What is needed: The listing below should be written out exactly; please include all of it.

**** Task material ****

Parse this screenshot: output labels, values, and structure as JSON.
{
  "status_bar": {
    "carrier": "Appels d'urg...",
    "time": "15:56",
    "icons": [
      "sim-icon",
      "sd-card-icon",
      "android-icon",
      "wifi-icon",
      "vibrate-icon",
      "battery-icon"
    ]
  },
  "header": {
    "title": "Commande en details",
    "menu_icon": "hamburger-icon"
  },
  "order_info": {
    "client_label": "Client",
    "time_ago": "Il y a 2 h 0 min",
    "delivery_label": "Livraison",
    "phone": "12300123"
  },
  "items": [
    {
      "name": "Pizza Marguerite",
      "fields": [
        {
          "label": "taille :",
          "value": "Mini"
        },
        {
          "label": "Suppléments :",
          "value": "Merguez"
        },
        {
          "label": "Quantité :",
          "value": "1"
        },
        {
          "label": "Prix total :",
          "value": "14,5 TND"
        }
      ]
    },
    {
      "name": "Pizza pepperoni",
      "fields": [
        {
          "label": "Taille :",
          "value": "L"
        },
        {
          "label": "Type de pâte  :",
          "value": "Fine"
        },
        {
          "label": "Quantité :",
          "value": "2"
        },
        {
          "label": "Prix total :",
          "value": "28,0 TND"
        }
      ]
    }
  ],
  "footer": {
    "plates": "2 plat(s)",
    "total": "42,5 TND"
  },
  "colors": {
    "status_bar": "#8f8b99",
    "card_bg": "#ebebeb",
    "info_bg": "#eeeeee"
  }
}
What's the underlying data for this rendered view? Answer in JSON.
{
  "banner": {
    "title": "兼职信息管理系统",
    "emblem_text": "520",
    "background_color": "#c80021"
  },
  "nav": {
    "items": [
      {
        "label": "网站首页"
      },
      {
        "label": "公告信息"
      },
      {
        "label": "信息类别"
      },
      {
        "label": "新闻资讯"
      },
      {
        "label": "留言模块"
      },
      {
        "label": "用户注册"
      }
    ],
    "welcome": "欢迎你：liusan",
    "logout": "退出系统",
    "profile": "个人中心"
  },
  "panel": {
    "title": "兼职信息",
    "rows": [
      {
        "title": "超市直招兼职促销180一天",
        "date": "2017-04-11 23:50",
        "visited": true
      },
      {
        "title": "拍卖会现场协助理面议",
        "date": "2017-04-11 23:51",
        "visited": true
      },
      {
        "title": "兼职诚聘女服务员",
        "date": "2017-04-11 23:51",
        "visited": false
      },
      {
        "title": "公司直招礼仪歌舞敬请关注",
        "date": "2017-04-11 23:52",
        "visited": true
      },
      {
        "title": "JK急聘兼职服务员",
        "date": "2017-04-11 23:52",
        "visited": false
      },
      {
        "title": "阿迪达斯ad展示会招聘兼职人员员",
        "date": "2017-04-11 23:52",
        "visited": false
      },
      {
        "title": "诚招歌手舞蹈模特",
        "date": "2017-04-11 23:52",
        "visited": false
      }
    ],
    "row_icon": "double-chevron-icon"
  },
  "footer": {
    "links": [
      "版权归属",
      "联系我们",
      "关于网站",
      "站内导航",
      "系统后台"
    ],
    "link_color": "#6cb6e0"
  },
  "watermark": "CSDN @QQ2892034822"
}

****

Answer to this exercise:
Parse this screenshot: output labels, values, and structure as JSON.
{
  "status_bar": {
    "carrier": "Appels d'urg...",
    "time": "15:56",
    "icons": [
      "sim-icon",
      "sd-card-icon",
      "android-icon",
      "wifi-icon",
      "vibrate-icon",
      "battery-icon"
    ]
  },
  "header": {
    "title": "Commande en details",
    "menu_icon": "hamburger-icon"
  },
  "order_info": {
    "client_label": "Client",
    "time_ago": "Il y a 2 h 0 min",
    "delivery_label": "Livraison",
    "phone": "12300123"
  },
  "items": [
    {
      "name": "Pizza Marguerite",
      "fields": [
        {
          "label": "taille :",
          "value": "Mini"
        },
        {
          "label": "Suppléments :",
          "value": "Merguez"
        },
        {
          "label": "Quantité :",
          "value": "1"
        },
        {
          "label": "Prix total :",
          "value": "14,5 TND"
        }
      ]
    },
    {
      "name": "Pizza pepperoni",
      "fields": [
        {
          "label": "Taille :",
          "value": "L"
        },
        {
          "label": "Type de pâte  :",
          "value": "Fine"
        },
        {
          "label": "Quantité :",
          "value": "2"
        },
        {
          "label": "Prix total :",
          "value": "28,0 TND"
        }
      ]
    }
  ],
  "footer": {
    "plates": "2 plat(s)",
    "total": "42,5 TND"
  },
  "colors": {
    "status_bar": "#8f8b99",
    "card_bg": "#ebebeb",
    "info_bg": "#eeeeee"
  }
}
What's the underlying data for this rendered view? Answer in JSON.
{
  "banner": {
    "title": "兼职信息管理系统",
    "emblem_text": "520",
    "background_color": "#c80021"
  },
  "nav": {
    "items": [
      {
        "label": "网站首页"
      },
      {
        "label": "公告信息"
      },
      {
        "label": "信息类别"
      },
      {
        "label": "新闻资讯"
      },
      {
        "label": "留言模块"
      },
      {
        "label": "用户注册"
      }
    ],
    "welcome": "欢迎你：liusan",
    "logout": "退出系统",
    "profile": "个人中心"
  },
  "panel": {
    "title": "兼职信息",
    "rows": [
      {
        "title": "超市直招兼职促销180一天",
        "date": "2017-04-11 23:50",
        "visited": true
      },
      {
        "title": "拍卖会现场协助理面议",
        "date": "2017-04-11 23:51",
        "visited": true
      },
      {
        "title": "兼职诚聘女服务员",
        "date": "2017-04-11 23:51",
        "visited": false
      },
      {
        "title": "公司直招礼仪歌舞敬请关注",
        "date": "2017-04-11 23:52",
        "visited": true
      },
      {
        "title": "JK急聘兼职服务员",
        "date": "2017-04-11 23:52",
        "visited": false
      },
      {
        "title": "阿迪达斯ad展示会招聘兼职人员员",
        "date": "2017-04-11 23:52",
        "visited": false
      },
      {
        "title": "诚招歌手舞蹈模特",
        "date": "2017-04-11 23:52",
        "visited": false
      }
    ],
    "row_icon": "double-chevron-icon"
  },
  "footer": {
    "links": [
      "版权归属",
      "联系我们",
      "关于网站",
      "站内导航",
      "系统后台"
    ],
    "link_color": "#6cb6e0"
  },
  "watermark": "CSDN @QQ2892034822"
}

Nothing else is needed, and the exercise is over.